(Lines of data)
"""

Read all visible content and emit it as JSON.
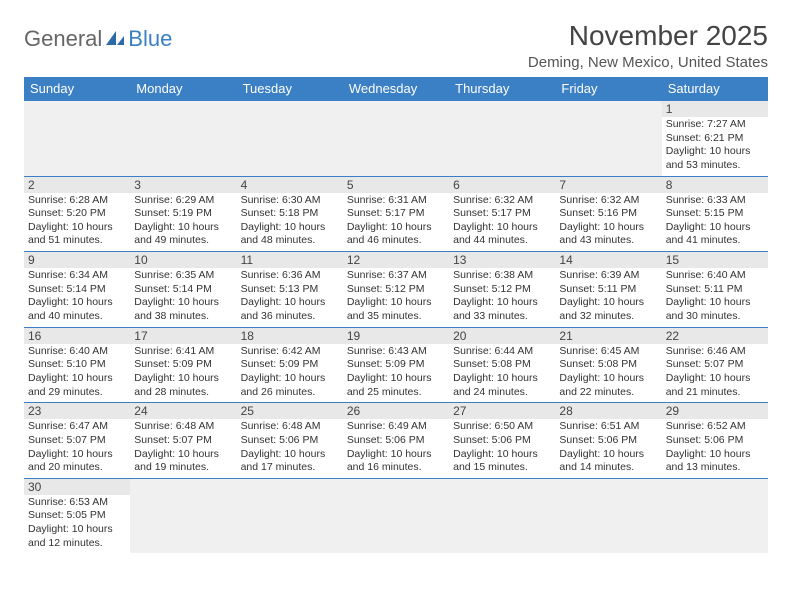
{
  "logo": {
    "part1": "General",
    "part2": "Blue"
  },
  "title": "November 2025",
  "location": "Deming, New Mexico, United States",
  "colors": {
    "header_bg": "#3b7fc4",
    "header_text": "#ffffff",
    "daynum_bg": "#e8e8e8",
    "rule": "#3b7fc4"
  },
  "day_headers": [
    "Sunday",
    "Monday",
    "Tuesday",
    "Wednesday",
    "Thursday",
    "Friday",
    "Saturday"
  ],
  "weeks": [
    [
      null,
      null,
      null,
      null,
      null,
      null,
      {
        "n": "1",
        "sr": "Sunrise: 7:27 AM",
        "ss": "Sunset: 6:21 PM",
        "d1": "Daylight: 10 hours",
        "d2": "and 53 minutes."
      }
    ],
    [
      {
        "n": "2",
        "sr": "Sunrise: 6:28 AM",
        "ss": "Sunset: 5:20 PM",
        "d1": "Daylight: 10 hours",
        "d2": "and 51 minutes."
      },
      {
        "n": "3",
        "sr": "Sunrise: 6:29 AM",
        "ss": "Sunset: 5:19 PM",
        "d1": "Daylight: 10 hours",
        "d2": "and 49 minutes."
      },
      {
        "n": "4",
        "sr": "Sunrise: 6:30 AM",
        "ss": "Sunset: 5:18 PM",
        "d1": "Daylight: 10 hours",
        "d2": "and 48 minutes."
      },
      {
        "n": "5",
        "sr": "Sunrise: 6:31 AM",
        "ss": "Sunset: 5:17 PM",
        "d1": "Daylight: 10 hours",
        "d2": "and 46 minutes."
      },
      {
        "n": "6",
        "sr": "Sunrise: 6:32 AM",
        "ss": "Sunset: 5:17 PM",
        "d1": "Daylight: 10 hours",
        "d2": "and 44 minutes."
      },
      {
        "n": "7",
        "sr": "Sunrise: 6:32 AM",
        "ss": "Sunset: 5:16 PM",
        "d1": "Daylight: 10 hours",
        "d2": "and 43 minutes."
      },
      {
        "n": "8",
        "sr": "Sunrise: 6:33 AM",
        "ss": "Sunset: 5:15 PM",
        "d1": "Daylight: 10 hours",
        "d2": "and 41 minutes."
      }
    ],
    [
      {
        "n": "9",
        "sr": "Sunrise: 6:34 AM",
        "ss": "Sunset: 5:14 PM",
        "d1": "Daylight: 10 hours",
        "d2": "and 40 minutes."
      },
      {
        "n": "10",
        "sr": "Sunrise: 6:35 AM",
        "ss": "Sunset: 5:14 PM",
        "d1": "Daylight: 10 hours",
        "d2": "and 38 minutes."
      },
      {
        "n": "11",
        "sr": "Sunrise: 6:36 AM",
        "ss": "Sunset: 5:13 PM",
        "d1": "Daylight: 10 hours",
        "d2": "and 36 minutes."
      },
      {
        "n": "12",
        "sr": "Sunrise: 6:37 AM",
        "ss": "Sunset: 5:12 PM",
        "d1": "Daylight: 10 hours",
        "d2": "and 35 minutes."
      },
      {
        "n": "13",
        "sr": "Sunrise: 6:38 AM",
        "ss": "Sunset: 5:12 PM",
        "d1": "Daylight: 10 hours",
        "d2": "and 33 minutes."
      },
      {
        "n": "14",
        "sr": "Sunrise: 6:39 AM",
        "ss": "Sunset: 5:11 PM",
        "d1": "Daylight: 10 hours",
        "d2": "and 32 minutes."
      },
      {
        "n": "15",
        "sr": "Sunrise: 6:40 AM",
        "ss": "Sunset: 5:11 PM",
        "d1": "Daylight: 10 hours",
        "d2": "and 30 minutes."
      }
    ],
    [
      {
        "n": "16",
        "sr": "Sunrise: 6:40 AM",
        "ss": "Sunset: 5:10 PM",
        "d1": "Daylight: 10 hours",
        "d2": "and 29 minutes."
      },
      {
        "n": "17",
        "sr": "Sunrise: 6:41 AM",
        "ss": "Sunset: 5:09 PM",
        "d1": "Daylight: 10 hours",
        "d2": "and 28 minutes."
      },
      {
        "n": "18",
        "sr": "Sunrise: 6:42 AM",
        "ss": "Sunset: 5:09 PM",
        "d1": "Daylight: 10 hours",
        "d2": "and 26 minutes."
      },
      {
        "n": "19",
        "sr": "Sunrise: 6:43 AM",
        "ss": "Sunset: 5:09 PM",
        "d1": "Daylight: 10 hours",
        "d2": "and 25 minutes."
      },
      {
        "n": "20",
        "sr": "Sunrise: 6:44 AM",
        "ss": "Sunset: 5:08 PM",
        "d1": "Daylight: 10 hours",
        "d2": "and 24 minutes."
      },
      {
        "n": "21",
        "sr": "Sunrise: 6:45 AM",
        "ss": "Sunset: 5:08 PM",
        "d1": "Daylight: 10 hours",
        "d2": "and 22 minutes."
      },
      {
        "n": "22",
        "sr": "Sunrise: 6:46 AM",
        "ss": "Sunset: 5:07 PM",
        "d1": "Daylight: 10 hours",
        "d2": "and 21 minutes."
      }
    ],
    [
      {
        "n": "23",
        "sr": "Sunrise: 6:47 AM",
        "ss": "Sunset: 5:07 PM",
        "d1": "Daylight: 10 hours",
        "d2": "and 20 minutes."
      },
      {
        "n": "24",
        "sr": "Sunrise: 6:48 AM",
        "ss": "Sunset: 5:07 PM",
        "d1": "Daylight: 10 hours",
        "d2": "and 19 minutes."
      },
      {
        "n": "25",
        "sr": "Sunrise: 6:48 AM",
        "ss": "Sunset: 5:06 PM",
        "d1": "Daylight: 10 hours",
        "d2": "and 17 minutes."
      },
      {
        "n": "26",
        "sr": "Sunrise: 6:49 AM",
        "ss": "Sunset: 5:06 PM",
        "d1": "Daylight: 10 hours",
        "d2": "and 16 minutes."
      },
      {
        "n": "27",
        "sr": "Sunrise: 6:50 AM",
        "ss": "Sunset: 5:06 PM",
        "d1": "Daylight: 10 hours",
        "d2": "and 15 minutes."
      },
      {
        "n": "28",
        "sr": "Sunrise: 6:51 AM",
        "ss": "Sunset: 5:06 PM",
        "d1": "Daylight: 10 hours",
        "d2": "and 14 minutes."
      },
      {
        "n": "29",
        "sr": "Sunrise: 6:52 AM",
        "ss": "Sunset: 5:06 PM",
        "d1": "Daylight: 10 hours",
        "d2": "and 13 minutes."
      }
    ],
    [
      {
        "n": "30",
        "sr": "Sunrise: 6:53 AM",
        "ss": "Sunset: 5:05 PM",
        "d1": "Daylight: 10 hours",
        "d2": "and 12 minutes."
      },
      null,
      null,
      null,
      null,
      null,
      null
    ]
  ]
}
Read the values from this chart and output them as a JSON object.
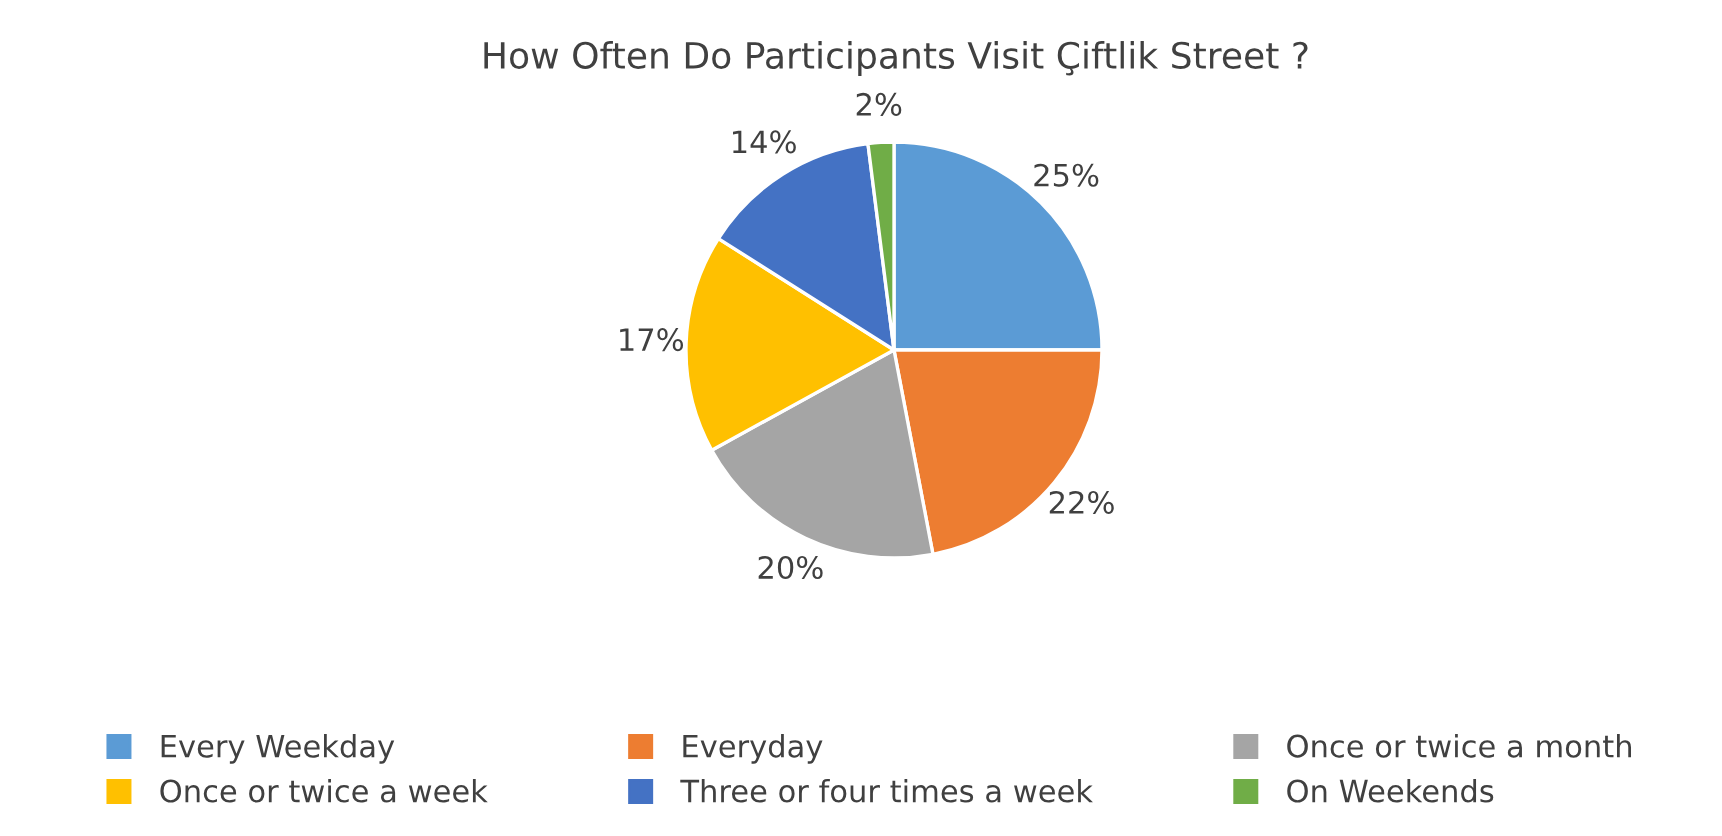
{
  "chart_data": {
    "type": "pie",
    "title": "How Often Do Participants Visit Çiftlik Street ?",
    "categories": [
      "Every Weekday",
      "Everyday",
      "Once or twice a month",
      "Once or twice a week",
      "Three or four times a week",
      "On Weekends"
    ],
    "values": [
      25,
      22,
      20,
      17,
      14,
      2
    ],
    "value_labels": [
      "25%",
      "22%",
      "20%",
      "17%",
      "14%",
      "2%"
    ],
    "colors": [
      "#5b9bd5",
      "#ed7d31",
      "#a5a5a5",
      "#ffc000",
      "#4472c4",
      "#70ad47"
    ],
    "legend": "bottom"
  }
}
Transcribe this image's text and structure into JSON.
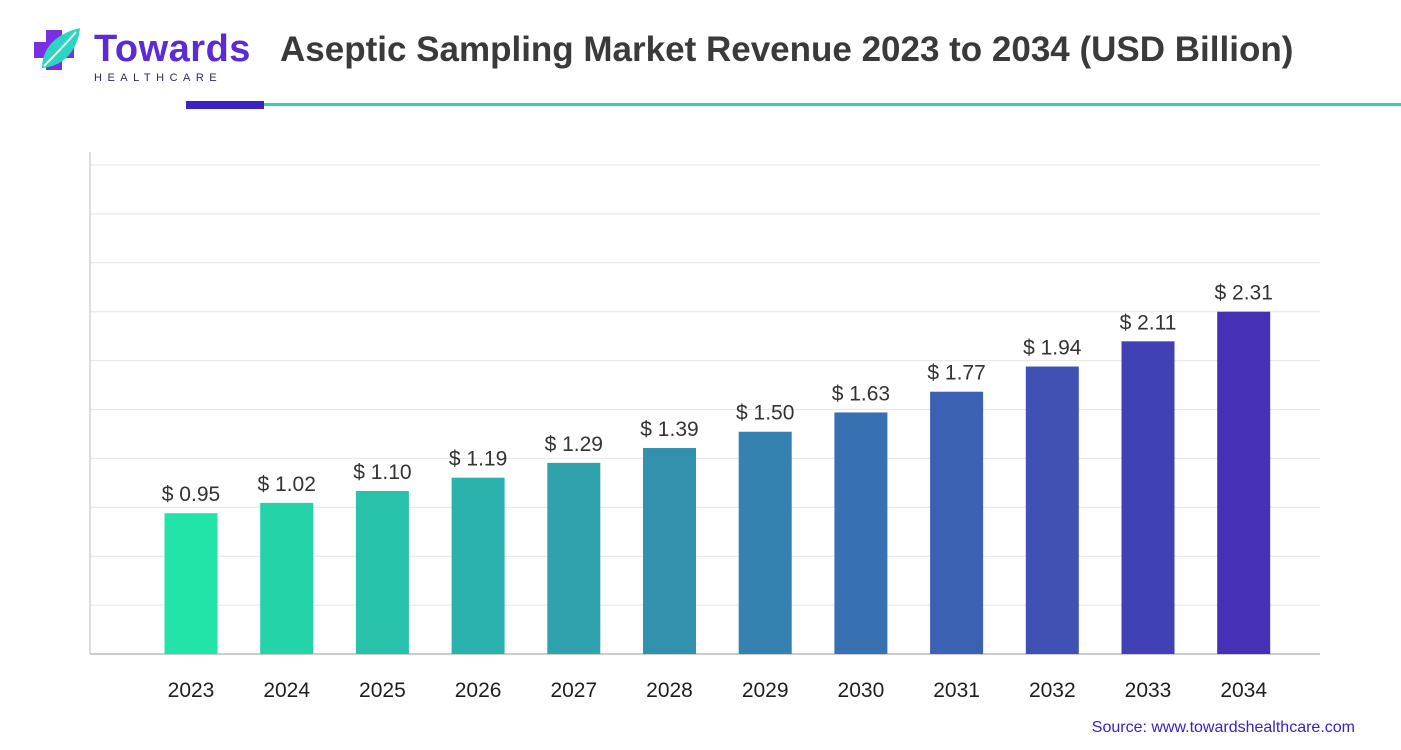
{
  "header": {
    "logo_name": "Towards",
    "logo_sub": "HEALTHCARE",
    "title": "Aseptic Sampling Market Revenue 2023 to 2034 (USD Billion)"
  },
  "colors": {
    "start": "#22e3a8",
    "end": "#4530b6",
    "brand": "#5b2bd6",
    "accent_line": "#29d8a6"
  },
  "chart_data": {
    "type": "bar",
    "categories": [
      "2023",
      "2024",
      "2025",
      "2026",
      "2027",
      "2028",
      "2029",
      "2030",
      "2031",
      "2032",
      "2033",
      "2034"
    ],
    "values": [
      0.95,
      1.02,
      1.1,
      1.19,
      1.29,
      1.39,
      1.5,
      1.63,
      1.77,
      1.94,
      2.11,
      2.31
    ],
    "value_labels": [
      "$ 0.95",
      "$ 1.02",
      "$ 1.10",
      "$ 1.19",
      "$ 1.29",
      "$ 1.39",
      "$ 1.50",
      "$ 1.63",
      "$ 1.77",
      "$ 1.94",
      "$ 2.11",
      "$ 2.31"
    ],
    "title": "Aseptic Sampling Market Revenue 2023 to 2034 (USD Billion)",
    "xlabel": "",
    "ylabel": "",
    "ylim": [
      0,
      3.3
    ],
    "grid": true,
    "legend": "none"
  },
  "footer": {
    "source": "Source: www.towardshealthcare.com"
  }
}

"""

§ Task requirements
Leaving out every picture, transcribe exactly the lines from the line that contains "Transcribe this image's" through the final line of the entries above.

§ Written response
Transcribe this image's text and structure into JSON.
{
  "header": {
    "logo_name": "Towards",
    "logo_sub": "HEALTHCARE",
    "title": "Aseptic Sampling Market Revenue 2023 to 2034 (USD Billion)"
  },
  "colors": {
    "start": "#22e3a8",
    "end": "#4530b6",
    "brand": "#5b2bd6",
    "accent_line": "#29d8a6"
  },
  "chart_data": {
    "type": "bar",
    "categories": [
      "2023",
      "2024",
      "2025",
      "2026",
      "2027",
      "2028",
      "2029",
      "2030",
      "2031",
      "2032",
      "2033",
      "2034"
    ],
    "values": [
      0.95,
      1.02,
      1.1,
      1.19,
      1.29,
      1.39,
      1.5,
      1.63,
      1.77,
      1.94,
      2.11,
      2.31
    ],
    "value_labels": [
      "$ 0.95",
      "$ 1.02",
      "$ 1.10",
      "$ 1.19",
      "$ 1.29",
      "$ 1.39",
      "$ 1.50",
      "$ 1.63",
      "$ 1.77",
      "$ 1.94",
      "$ 2.11",
      "$ 2.31"
    ],
    "title": "Aseptic Sampling Market Revenue 2023 to 2034 (USD Billion)",
    "xlabel": "",
    "ylabel": "",
    "ylim": [
      0,
      3.3
    ],
    "grid": true,
    "legend": "none"
  },
  "footer": {
    "source": "Source: www.towardshealthcare.com"
  }
}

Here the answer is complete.